>> START SUPPLIED ENTRIES

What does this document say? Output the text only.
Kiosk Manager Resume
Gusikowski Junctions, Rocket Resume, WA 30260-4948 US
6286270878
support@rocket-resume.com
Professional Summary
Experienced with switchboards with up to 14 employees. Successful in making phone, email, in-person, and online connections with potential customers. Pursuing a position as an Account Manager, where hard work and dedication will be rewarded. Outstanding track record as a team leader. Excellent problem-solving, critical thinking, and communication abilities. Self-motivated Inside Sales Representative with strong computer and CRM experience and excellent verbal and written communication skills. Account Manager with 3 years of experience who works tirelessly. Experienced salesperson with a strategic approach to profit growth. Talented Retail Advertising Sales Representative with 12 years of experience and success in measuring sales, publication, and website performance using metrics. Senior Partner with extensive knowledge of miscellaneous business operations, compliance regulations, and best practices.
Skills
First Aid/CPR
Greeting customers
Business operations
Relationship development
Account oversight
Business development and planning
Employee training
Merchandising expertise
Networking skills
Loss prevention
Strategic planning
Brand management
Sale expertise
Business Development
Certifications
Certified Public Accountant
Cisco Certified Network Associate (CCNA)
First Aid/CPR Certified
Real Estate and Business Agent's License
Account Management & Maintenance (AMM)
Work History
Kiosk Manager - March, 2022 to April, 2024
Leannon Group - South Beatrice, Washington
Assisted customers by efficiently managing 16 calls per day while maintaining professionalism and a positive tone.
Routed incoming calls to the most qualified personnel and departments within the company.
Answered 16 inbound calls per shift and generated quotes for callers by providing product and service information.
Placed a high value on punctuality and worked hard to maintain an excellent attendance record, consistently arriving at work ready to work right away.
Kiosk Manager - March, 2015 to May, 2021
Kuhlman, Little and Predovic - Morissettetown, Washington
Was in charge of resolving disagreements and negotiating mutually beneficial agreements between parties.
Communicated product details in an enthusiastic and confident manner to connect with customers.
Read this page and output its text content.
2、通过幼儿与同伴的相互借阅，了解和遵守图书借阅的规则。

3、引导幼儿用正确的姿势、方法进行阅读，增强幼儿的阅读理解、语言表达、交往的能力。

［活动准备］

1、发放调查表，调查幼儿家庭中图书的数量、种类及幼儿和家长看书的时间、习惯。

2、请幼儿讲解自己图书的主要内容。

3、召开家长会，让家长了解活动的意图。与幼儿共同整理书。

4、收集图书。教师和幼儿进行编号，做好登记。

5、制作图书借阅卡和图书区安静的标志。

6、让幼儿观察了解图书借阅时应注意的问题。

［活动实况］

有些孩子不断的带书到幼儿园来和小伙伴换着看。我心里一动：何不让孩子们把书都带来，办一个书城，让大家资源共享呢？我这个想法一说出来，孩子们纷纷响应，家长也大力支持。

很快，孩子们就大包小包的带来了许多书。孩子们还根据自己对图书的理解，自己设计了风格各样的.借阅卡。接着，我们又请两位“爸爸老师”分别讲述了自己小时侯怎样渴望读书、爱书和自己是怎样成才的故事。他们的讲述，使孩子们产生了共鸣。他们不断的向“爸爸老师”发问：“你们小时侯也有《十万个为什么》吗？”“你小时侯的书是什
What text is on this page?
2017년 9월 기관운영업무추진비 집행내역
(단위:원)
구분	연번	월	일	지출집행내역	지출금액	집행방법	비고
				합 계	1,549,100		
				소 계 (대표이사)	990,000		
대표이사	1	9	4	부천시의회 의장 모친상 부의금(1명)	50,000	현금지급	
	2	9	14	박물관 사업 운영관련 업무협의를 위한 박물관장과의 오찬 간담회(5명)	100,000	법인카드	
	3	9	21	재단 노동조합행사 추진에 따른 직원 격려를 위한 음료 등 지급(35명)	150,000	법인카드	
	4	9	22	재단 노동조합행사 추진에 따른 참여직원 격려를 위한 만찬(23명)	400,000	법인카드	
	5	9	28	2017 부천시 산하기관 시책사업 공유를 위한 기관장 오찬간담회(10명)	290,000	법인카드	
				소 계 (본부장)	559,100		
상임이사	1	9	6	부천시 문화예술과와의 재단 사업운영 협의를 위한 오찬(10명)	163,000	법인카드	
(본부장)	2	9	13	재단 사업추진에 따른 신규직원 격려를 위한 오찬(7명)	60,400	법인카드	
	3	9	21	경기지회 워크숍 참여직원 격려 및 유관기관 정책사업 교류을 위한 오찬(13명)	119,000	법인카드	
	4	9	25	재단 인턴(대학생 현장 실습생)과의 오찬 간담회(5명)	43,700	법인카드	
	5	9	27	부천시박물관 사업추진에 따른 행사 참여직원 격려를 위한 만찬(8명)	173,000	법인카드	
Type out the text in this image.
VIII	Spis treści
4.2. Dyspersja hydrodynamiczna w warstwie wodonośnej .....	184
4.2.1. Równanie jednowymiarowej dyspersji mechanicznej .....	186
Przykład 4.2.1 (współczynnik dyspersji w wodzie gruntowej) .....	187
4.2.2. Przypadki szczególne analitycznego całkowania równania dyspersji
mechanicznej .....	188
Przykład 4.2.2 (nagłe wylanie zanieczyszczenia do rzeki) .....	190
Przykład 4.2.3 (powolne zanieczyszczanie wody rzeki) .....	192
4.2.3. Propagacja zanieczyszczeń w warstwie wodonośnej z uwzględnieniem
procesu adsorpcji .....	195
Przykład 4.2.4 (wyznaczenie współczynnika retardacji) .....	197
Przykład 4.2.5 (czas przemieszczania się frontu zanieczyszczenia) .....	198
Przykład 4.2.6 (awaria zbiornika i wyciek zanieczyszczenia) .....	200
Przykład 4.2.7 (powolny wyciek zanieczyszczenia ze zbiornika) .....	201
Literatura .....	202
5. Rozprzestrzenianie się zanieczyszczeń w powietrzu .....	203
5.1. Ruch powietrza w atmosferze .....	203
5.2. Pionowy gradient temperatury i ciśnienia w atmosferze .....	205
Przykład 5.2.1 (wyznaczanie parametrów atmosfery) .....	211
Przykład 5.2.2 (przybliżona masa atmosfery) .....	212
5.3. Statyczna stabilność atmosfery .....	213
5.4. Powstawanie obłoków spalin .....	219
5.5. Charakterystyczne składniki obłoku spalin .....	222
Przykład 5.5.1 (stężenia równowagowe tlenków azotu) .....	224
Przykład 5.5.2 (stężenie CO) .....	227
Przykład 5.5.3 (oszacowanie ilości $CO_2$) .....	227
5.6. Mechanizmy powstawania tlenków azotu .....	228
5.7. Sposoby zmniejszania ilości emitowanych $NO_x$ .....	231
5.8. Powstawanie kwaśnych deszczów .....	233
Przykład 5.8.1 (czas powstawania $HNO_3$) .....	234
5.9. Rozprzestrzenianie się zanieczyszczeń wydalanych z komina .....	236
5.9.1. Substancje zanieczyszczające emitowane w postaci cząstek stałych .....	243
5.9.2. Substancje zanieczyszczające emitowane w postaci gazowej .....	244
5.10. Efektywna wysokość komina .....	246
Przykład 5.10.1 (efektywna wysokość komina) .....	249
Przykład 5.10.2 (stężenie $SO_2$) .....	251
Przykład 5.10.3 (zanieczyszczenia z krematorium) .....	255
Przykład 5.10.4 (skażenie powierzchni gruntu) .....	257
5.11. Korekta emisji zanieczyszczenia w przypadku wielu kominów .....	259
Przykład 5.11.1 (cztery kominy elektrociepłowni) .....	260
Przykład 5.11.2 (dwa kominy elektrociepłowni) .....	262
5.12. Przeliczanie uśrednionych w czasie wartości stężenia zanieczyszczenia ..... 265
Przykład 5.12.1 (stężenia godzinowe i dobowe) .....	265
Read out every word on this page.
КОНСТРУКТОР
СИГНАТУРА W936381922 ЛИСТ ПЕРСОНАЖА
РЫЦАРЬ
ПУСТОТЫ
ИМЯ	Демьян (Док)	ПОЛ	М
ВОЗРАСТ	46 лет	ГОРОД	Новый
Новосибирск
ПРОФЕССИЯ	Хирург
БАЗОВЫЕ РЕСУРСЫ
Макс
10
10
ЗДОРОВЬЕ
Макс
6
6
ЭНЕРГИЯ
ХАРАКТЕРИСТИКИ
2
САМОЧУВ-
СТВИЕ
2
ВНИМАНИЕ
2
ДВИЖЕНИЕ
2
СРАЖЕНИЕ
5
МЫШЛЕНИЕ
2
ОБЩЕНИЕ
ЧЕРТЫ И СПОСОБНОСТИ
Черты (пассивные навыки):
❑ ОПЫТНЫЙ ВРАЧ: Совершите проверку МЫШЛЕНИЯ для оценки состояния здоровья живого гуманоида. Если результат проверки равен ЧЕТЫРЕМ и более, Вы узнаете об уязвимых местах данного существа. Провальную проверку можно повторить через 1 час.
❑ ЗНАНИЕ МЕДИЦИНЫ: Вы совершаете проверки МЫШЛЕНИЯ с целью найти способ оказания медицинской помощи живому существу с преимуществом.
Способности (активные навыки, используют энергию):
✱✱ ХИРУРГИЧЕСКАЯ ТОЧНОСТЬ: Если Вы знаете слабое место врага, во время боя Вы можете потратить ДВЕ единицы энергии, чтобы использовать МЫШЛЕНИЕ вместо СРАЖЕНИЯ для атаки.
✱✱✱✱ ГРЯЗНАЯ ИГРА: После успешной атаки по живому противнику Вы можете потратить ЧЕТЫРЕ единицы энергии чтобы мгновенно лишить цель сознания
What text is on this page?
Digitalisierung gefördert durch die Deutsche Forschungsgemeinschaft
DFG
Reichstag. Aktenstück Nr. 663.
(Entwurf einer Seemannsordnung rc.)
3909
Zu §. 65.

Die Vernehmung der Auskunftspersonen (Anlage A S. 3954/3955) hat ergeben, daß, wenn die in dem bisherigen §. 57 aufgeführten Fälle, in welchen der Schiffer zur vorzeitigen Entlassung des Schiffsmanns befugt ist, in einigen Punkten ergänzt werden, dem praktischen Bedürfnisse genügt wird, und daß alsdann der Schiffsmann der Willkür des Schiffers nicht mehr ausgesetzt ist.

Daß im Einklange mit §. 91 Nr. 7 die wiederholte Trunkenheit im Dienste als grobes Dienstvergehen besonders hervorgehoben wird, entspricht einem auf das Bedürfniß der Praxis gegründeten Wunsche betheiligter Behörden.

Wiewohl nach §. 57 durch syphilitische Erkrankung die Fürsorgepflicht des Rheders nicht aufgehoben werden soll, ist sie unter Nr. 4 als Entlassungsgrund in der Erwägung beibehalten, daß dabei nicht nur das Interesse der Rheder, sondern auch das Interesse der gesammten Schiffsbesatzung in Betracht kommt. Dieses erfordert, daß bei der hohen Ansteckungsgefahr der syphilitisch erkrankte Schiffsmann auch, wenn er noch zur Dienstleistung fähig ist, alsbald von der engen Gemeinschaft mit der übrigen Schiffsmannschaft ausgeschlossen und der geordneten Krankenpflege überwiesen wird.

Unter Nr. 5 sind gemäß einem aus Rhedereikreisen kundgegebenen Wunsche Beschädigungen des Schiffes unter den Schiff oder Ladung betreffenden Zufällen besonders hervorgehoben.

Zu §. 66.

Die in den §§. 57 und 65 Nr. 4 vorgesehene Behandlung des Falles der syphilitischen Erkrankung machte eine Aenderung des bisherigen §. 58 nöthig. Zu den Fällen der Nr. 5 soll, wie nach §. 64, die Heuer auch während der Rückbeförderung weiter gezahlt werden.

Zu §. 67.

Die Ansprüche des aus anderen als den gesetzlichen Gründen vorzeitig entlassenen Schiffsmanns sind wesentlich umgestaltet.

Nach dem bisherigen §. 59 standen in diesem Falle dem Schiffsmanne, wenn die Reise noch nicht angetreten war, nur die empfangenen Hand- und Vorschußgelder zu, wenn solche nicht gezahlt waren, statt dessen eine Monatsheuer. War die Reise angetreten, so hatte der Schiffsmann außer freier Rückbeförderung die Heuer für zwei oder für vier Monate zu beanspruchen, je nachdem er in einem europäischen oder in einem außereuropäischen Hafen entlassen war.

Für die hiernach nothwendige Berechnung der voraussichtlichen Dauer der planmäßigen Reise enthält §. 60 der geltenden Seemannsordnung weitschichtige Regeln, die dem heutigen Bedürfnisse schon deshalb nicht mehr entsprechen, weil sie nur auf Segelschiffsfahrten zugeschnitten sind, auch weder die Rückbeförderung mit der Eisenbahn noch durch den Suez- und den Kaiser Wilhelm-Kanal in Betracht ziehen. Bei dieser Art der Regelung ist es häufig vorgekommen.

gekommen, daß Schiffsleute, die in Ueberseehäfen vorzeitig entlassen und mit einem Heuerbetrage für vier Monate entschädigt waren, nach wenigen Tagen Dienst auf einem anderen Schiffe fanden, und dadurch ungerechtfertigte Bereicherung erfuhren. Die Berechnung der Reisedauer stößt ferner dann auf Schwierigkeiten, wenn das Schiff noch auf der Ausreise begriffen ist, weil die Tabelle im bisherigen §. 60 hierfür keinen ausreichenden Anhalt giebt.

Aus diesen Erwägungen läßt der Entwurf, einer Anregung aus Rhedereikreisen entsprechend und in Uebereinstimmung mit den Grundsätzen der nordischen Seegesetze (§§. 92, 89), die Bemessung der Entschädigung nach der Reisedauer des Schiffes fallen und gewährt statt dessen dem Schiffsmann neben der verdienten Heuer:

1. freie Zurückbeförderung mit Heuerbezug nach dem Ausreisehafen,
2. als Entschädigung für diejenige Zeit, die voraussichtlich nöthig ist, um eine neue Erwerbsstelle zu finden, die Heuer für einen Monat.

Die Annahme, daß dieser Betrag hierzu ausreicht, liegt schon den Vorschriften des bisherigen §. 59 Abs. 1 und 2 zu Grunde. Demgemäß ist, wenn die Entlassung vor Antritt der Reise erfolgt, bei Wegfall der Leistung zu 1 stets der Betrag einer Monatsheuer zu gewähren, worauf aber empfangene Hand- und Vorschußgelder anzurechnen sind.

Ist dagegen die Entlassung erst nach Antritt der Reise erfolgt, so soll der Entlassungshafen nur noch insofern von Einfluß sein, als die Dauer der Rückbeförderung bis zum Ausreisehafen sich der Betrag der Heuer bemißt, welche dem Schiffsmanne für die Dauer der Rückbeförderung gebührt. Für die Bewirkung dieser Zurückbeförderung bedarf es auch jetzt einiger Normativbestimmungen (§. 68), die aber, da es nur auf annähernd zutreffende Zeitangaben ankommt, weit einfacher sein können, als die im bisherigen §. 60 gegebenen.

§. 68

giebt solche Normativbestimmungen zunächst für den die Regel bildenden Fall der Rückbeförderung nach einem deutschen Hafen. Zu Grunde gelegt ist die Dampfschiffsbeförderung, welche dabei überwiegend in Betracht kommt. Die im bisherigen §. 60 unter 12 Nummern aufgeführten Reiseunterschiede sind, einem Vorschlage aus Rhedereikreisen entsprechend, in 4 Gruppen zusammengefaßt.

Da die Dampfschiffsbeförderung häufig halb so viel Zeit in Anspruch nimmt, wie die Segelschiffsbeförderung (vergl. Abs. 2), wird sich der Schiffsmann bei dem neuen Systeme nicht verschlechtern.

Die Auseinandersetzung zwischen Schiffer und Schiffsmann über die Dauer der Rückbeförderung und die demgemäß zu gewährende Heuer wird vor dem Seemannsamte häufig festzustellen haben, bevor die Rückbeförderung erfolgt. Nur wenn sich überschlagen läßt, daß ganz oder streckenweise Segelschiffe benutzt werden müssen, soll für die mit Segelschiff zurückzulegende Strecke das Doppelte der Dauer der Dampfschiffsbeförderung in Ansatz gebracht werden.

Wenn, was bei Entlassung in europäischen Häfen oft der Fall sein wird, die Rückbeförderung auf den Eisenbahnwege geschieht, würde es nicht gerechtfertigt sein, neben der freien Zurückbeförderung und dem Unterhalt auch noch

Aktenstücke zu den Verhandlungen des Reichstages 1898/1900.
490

>> END SUPPLIED ENTRIES

*INSTRUCTIONS TO FOLLOW*:
Find the word "Wunsche" in the records and pull out each line that has it.

*COMPLETED EXERCISE*:
Daß im Einklange mit §. 91 Nr. 7 die wiederholte Trunkenheit im Dienste als grobes Dienstvergehen besonders hervorgehoben wird, entspricht einem auf das Bedürfniß der Praxis gegründeten Wunsche betheiligter Behörden.
Unter Nr. 5 sind gemäß einem aus Rhedereikreisen kundgegebenen Wunsche Beschädigungen des Schiffes unter den Schiff oder Ladung betreffenden Zufällen besonders hervorgehoben.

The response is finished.